WHAT THIS EXERCISE ASKS:
1 – Answer these questions about the Apple Canyon Lake article:
(a) What was the population of Apple Canyon Lake in the 2020 census?
(b) What average depth was the lake created by the dam meant to have?
(c) What range did lot prices cover in 1969?
2 – Summarize the Apple Canyon Lake article in two sentences.

PASSAGE:
----

- Branigar's original Apple Canyon Lake logo (1968)
- Logo
- Apple Canyon Lake Location within Illinois Apple Canyon Lake Location within the United States
- Coordinates: 42°25′14″N 90°09′23″W﻿ / ﻿42.42056°N 90.15639°W
- Country: United States
- State: Illinois
- County: Jo Daviess

Area
- • Total: 4.37 sq mi (11.32 km^{2})
- • Land: 3.71 sq mi (9.62 km^{2})
- • Water: 0.66 sq mi (1.70 km^{2})
- Elevation: 853 ft (260 m)

Population (2020)
- • Total: 574
- • Density: 154.5/sq mi (59.64/km^{2})
- Time zone: UTC−6 (Central (CST))
- • Summer (DST): UTC−5 (CDT)
- Area codes: 815 & 779
- GNIS feature ID: 2629890
- Website: www.applecanyonlake.org

= Apple Canyon Lake, Illinois =

Apple Canyon Lake is a census-designated place in Thompson Township, Jo Daviess County, Illinois, United States. Its population was 574 as of the 2020 census.

== History ==
Apple Canyon Lake is a planned vacation community developed in the late 1960s by the Branigar Organization of Medinah, Illinois. Branigar had developed similar vacation home projects in Wisconsin: Dutch Hollow Lake and Lake Redstone where Branigar built a dam along a stream and then sold water front vacation lots. Branigar assembled the 27,00 acres of land in Jo Daviess County, Illinois that was considered by farmers as marginal pasture land due to the steep inclines and rocky out croppings of limestone. An interesting aspect of the development is that 85 percent of the 15 miles of shore line is unsubdivided and is to remain green space. This provides lake access to those lots not on the shoreline. In addition, the main road is set back from the lake with lots accessible via cul de sacs.

In the summer of 1969, Branigar began constructing the Apple Canyon Lake dam which would ultimately create a 400-acre lake with an average depth of 40 feet. In addition, a club house, pool, golf course, marina and private airport were built in order to attract potential lot buyers. By the fall of 1969, Branigar was heavily marketing the Apple Canyon Lake vacation lots in the Chicago market. The 2,200 individual lots ranged in size from 1/2 to 2 acres with water and underground electricity/phone servicing each lot. Lot prices ranged from $12,000 to $34,000 in 1969.

== Geography ==
According to the 2021 census gazetteer files, Apple Canyon Lake has a total area of 4.37 sqmi, of which 3.72 sqmi (or 85.00%) is land and 0.66 sqmi (or 15.00%) is water.

----

(Document structure recognition data)
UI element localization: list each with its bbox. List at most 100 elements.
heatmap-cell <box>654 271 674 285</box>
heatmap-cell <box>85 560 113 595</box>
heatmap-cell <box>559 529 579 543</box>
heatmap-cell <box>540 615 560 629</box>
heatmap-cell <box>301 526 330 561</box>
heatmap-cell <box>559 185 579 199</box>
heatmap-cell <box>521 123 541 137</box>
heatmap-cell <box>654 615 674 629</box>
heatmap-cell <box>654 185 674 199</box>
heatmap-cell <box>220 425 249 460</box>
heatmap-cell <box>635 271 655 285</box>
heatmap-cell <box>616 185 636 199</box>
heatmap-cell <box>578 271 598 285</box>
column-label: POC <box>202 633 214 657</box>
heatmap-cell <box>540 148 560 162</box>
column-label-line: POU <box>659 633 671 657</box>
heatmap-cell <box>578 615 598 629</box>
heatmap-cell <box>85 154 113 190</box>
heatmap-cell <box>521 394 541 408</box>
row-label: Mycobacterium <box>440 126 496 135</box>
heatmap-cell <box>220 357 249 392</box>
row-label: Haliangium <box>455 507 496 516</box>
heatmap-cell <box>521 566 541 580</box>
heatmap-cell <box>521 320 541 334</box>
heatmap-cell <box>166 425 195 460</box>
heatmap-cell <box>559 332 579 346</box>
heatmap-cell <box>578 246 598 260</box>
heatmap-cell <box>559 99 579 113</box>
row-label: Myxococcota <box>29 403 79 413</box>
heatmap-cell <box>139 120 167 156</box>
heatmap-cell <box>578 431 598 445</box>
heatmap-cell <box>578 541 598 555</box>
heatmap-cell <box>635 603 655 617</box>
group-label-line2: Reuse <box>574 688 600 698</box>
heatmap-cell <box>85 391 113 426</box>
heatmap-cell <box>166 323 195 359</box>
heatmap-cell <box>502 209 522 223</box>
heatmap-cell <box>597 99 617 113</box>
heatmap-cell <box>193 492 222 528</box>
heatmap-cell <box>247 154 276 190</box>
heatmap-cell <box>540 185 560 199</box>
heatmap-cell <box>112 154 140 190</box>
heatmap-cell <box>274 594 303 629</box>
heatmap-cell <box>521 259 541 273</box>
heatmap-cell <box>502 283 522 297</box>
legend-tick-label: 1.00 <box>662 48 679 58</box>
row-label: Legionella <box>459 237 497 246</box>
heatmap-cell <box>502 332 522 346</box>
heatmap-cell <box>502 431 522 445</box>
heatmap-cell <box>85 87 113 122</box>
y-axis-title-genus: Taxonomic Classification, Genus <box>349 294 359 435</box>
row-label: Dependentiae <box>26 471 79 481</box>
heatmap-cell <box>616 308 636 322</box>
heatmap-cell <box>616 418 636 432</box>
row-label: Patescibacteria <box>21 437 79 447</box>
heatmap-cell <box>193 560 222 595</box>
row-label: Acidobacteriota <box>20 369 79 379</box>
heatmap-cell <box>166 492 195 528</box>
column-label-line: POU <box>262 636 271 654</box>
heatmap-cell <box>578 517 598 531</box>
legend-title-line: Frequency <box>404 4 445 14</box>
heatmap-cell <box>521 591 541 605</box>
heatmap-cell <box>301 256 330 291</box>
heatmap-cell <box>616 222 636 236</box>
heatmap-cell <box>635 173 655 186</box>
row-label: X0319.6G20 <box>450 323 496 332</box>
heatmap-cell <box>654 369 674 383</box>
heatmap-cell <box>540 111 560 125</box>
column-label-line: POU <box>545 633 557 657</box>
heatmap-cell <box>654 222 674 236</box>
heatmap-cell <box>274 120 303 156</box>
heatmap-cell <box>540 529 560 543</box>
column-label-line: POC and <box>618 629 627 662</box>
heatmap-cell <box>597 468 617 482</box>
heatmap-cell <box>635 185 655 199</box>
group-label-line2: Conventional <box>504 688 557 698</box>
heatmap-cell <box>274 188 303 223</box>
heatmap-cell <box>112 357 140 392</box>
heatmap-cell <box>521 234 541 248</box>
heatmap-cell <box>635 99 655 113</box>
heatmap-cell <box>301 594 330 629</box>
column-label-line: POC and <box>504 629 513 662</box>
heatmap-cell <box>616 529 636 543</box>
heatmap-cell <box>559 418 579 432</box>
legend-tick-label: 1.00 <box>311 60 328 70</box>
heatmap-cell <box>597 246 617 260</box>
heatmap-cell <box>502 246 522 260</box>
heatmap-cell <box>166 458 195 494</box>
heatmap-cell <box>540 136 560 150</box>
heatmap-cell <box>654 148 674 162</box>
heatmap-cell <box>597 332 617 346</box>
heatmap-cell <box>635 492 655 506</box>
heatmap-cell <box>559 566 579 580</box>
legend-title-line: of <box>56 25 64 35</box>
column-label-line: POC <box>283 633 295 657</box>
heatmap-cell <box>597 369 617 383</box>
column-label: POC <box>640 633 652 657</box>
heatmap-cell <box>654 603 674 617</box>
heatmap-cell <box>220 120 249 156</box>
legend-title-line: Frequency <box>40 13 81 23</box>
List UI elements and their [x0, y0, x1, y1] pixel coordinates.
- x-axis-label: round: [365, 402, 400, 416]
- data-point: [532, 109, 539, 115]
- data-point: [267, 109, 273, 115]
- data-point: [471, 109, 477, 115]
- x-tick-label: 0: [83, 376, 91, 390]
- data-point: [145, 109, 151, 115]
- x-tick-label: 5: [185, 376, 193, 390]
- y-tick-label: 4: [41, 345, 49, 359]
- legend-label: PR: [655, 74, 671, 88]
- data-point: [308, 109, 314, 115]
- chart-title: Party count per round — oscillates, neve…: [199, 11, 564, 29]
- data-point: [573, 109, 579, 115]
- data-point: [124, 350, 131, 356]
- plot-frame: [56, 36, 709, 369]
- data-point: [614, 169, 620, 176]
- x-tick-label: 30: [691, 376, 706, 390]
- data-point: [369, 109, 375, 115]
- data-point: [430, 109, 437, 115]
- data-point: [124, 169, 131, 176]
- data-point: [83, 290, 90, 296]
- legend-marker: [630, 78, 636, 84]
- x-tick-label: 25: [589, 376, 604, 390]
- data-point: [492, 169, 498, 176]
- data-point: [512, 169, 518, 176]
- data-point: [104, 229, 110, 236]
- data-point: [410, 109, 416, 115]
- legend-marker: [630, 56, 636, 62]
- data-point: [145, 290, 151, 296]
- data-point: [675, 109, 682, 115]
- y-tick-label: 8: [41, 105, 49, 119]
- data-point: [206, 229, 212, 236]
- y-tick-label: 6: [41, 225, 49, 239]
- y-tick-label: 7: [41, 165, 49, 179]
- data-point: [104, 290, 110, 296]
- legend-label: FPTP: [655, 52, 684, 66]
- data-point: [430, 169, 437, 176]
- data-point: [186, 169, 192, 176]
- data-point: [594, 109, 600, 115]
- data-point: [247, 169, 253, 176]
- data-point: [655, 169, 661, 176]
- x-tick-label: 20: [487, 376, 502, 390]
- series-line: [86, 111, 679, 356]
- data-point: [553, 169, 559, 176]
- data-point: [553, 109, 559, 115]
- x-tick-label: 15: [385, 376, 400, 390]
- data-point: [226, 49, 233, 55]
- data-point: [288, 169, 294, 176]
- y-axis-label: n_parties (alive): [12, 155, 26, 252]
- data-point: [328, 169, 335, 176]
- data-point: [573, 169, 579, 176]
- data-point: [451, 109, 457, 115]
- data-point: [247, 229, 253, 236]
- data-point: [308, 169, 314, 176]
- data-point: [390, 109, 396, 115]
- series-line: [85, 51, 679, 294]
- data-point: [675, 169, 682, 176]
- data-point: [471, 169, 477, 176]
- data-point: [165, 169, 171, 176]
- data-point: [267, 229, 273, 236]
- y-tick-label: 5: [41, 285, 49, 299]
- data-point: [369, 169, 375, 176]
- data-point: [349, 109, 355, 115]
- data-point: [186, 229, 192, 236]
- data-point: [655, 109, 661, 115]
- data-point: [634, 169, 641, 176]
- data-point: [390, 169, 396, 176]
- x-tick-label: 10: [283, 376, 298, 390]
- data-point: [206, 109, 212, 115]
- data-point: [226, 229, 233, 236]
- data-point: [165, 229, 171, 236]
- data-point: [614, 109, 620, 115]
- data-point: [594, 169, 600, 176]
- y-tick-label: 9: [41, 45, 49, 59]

----

TASK-BY-TASK ANSWERS:
1 –
(a) 574
(b) 40 feet
(c) $12,000 to $34,000

2 – Apple Canyon Lake is a census-designated place in Thompson Township, Jo Daviess County, Illinois, with a population of 574 as of the 2020 census. The Branigar Organization developed it in the late 1960s as a planned vacation community, building a dam in 1969 to create a 400-acre lake and marketing 2,200 vacation lots in the Chicago market.